* START Data *

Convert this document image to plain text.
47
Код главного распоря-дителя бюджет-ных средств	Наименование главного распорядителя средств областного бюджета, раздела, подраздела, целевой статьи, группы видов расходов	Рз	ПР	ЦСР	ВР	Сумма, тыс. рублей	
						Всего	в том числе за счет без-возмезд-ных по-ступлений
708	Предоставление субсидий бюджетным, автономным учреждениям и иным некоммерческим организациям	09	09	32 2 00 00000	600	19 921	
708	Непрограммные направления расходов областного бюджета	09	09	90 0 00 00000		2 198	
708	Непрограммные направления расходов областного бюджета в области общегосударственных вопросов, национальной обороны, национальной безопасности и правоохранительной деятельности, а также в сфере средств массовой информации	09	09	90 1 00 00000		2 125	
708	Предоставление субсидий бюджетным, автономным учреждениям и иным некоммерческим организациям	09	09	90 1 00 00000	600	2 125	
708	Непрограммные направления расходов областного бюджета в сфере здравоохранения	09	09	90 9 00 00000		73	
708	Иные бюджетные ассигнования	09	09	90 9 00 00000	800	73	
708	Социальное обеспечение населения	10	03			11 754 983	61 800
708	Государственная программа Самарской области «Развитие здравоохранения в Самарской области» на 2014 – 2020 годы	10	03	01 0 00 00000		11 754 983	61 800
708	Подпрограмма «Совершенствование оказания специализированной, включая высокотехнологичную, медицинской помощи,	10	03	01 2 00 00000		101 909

* END Data *

§ Work to be completed
Copy out all of the records shown above exactly.

§ Full output
Convert this document image to plain text.
47
Код главного распоря-дителя бюджет-ных средств	Наименование главного распорядителя средств областного бюджета, раздела, подраздела, целевой статьи, группы видов расходов	Рз	ПР	ЦСР	ВР	Сумма, тыс. рублей	
						Всего	в том числе за счет без-возмезд-ных по-ступлений
708	Предоставление субсидий бюджетным, автономным учреждениям и иным некоммерческим организациям	09	09	32 2 00 00000	600	19 921	
708	Непрограммные направления расходов областного бюджета	09	09	90 0 00 00000		2 198	
708	Непрограммные направления расходов областного бюджета в области общегосударственных вопросов, национальной обороны, национальной безопасности и правоохранительной деятельности, а также в сфере средств массовой информации	09	09	90 1 00 00000		2 125	
708	Предоставление субсидий бюджетным, автономным учреждениям и иным некоммерческим организациям	09	09	90 1 00 00000	600	2 125	
708	Непрограммные направления расходов областного бюджета в сфере здравоохранения	09	09	90 9 00 00000		73	
708	Иные бюджетные ассигнования	09	09	90 9 00 00000	800	73	
708	Социальное обеспечение населения	10	03			11 754 983	61 800
708	Государственная программа Самарской области «Развитие здравоохранения в Самарской области» на 2014 – 2020 годы	10	03	01 0 00 00000		11 754 983	61 800
708	Подпрограмма «Совершенствование оказания специализированной, включая высокотехнологичную, медицинской помощи,	10	03	01 2 00 00000		101 909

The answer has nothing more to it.